→ Records for this task
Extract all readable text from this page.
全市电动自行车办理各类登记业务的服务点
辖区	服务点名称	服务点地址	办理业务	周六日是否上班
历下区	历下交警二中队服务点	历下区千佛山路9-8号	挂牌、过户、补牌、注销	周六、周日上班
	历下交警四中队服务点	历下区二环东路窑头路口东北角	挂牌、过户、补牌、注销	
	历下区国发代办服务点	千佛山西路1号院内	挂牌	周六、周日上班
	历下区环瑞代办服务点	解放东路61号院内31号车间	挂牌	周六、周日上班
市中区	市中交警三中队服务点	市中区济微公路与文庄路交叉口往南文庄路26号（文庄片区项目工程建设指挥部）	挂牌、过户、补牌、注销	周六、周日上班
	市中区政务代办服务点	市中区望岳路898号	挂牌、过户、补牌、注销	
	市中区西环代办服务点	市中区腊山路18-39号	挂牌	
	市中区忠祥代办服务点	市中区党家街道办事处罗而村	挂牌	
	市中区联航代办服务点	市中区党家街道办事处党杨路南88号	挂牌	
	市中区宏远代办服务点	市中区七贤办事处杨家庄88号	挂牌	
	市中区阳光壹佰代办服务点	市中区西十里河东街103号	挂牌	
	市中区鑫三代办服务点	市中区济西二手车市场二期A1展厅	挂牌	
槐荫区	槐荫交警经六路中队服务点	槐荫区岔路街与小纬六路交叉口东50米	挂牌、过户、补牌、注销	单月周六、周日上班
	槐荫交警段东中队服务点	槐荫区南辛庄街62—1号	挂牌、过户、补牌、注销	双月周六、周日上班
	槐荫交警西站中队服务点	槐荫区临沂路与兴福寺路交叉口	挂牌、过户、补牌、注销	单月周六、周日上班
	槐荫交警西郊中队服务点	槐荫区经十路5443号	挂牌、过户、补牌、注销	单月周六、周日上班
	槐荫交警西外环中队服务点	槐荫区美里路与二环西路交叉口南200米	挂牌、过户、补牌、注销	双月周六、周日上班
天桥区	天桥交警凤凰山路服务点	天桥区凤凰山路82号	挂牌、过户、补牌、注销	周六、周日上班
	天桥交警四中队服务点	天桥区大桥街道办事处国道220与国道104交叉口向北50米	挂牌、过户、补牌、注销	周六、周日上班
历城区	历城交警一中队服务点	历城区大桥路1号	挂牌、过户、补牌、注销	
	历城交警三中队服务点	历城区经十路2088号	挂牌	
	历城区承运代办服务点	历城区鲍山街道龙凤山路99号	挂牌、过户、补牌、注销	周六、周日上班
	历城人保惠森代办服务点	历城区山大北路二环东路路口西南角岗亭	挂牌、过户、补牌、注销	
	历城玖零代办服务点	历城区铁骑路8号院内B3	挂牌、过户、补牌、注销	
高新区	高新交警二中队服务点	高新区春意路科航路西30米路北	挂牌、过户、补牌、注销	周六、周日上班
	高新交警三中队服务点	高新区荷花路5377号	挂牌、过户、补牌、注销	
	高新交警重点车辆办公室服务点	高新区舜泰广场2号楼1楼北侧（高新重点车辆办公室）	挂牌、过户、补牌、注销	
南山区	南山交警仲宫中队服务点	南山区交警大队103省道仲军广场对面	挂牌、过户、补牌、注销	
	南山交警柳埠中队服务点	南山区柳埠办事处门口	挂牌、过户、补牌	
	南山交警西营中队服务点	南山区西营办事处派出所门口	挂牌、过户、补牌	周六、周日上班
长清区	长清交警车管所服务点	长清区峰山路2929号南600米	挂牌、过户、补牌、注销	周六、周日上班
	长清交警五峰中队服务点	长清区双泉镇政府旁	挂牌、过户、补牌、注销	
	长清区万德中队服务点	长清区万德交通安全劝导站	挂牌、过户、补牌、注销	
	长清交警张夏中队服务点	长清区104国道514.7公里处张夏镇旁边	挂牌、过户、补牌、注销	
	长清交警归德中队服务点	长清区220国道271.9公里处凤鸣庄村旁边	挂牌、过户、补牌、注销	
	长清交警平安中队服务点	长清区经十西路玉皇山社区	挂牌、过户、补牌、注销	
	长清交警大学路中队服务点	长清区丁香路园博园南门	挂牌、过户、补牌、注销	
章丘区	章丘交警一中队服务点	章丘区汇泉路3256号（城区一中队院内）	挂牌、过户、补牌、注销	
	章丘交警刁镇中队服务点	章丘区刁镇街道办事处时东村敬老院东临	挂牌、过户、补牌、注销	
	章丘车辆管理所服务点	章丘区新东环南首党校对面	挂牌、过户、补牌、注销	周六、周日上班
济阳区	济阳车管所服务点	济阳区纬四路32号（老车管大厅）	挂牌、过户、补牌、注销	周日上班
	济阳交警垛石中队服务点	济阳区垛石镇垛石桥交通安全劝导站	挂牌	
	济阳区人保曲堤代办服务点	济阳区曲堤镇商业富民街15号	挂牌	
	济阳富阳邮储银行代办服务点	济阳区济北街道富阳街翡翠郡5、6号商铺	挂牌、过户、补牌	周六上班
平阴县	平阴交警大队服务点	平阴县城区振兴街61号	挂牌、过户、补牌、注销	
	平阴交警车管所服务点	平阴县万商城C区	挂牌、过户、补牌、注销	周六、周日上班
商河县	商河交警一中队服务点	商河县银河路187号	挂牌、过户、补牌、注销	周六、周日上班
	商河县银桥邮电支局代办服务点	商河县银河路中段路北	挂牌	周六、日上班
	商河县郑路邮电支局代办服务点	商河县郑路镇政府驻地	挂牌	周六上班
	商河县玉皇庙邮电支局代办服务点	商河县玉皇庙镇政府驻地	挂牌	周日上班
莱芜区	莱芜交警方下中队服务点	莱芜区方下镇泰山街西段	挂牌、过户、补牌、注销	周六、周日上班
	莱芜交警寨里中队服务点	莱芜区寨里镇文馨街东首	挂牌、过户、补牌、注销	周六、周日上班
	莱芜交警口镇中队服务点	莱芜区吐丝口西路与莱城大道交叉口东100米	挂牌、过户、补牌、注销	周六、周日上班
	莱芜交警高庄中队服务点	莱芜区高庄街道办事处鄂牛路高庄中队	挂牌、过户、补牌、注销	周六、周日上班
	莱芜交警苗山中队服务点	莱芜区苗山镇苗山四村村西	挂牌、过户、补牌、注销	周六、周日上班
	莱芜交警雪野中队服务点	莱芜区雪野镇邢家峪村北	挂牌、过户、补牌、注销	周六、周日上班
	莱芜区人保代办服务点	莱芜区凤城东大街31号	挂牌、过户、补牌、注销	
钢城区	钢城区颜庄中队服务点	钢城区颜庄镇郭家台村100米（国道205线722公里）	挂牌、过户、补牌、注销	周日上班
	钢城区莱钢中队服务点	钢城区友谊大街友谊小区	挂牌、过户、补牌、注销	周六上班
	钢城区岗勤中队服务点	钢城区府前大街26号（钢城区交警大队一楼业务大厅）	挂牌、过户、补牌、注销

→ Goal of the exercise
Gather and copy every line of the data in which the string "双月周六" is found.

→ Result below
	槐荫交警段东中队服务点	槐荫区南辛庄街62—1号	挂牌、过户、补牌、注销	双月周六、周日上班
	槐荫交警西外环中队服务点	槐荫区美里路与二环西路交叉口南200米	挂牌、过户、补牌、注销	双月周六、周日上班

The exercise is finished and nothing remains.